» **GIVEN PROBLEM**
From the listing below, extract each line containing the string "официальном".

↓↓↓

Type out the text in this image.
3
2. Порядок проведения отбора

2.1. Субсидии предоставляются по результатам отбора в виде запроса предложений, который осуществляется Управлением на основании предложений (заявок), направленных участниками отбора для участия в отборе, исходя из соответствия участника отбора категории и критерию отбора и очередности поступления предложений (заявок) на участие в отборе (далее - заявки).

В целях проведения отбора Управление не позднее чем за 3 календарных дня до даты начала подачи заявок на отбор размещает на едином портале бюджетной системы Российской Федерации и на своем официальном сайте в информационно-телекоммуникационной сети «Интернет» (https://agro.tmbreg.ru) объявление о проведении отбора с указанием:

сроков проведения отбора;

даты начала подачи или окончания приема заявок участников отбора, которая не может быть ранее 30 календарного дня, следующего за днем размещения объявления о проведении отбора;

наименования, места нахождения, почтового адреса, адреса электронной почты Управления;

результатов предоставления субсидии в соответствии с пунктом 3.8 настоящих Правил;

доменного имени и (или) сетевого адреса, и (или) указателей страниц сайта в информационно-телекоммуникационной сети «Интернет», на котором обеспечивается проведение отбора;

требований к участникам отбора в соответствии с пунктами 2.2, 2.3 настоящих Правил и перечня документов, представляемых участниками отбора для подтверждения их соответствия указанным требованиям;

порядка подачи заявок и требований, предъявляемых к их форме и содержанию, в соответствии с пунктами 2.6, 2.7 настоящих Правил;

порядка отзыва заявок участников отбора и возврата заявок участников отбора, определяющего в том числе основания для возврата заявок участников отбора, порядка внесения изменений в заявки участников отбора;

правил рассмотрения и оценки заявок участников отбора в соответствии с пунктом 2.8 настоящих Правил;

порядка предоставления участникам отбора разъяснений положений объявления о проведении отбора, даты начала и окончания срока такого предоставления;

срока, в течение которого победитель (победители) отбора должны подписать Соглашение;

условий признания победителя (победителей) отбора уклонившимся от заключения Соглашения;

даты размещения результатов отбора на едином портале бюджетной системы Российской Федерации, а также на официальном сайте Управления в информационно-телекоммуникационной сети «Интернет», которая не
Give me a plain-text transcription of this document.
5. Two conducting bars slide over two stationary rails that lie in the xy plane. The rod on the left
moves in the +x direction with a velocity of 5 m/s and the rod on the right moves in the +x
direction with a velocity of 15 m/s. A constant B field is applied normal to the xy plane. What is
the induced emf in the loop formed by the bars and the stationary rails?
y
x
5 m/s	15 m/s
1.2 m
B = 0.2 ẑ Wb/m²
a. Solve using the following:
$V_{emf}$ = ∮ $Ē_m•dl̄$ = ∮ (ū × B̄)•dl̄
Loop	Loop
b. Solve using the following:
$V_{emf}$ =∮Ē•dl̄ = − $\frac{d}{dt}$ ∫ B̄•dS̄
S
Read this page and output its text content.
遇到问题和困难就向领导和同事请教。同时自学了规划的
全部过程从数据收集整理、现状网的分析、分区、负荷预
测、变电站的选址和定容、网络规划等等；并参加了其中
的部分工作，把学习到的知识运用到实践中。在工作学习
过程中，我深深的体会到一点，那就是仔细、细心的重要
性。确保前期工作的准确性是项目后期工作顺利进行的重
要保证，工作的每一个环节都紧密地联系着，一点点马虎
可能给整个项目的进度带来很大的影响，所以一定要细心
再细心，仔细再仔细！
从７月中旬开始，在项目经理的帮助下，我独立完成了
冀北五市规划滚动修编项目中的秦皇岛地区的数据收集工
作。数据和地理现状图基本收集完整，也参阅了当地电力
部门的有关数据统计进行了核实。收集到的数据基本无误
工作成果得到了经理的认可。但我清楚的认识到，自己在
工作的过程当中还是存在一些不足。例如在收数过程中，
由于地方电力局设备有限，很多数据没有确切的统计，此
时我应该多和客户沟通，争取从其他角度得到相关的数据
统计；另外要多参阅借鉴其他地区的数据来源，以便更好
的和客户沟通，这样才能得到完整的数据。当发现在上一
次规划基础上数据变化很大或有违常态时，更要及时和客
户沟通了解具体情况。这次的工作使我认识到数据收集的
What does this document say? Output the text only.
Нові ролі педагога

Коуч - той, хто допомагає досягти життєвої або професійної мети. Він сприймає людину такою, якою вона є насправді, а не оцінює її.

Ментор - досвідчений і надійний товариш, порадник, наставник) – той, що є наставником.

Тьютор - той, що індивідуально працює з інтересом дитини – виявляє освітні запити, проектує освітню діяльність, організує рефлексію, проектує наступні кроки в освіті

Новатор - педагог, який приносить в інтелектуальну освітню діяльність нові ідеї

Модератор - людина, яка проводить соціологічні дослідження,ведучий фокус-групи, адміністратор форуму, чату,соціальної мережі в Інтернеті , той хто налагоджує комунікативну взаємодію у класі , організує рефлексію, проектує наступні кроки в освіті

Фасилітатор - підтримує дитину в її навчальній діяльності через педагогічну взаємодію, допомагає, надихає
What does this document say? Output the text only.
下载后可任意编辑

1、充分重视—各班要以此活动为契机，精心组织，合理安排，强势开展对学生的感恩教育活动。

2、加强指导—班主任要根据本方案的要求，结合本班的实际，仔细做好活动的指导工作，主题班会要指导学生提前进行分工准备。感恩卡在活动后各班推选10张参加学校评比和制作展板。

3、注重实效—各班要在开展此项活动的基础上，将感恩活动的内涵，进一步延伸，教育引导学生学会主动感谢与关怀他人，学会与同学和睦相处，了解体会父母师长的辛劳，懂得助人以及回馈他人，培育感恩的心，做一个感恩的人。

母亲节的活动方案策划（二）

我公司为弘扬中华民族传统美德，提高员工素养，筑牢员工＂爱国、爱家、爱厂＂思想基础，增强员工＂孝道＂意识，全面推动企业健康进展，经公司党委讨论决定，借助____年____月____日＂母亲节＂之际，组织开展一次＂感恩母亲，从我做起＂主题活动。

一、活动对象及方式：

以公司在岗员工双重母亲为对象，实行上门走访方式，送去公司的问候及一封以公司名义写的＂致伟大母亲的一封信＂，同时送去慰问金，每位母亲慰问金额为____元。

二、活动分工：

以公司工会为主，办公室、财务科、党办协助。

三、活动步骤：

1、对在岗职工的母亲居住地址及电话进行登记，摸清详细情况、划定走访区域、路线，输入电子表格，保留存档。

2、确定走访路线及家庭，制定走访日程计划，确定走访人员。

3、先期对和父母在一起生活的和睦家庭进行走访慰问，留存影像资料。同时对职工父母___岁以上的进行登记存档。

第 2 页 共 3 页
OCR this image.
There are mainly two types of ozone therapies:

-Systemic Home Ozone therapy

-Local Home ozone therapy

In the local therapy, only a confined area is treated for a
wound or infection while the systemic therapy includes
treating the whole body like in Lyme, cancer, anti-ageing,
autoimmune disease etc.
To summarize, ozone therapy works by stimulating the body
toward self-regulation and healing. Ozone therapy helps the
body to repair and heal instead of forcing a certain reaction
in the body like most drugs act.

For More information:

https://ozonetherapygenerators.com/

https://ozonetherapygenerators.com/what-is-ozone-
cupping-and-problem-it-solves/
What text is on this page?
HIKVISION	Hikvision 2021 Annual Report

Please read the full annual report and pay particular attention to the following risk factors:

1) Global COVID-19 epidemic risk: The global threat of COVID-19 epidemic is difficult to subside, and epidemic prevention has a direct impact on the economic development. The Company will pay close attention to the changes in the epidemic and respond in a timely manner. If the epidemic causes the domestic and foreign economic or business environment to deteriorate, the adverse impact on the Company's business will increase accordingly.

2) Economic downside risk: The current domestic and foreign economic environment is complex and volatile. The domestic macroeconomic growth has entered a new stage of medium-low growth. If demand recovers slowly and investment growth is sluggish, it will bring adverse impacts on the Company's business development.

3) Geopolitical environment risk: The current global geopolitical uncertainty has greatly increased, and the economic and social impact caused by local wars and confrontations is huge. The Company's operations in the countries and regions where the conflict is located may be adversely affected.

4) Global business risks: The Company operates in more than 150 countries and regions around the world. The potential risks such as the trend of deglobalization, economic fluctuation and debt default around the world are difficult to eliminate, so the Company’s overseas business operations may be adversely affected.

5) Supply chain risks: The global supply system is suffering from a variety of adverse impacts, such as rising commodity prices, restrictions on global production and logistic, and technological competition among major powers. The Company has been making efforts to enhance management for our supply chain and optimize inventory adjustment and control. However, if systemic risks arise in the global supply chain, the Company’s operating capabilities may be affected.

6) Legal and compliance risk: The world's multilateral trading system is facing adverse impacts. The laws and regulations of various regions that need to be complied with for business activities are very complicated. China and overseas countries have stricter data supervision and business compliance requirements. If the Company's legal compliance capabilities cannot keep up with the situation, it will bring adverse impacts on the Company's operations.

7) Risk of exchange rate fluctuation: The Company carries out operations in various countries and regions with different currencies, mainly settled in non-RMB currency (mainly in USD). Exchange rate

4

↑↑↑

» **EXERCISE OUTPUT**
В целях проведения отбора Управление не позднее чем за 3 календарных дня до даты начала подачи заявок на отбор размещает на едином портале бюджетной системы Российской Федерации и на своем официальном сайте в информационно-телекоммуникационной сети «Интернет» (https://agro.tmbreg.ru) объявление о проведении отбора с указанием:
даты размещения результатов отбора на едином портале бюджетной системы Российской Федерации, а также на официальном сайте Управления в информационно-телекоммуникационной сети «Интернет», которая не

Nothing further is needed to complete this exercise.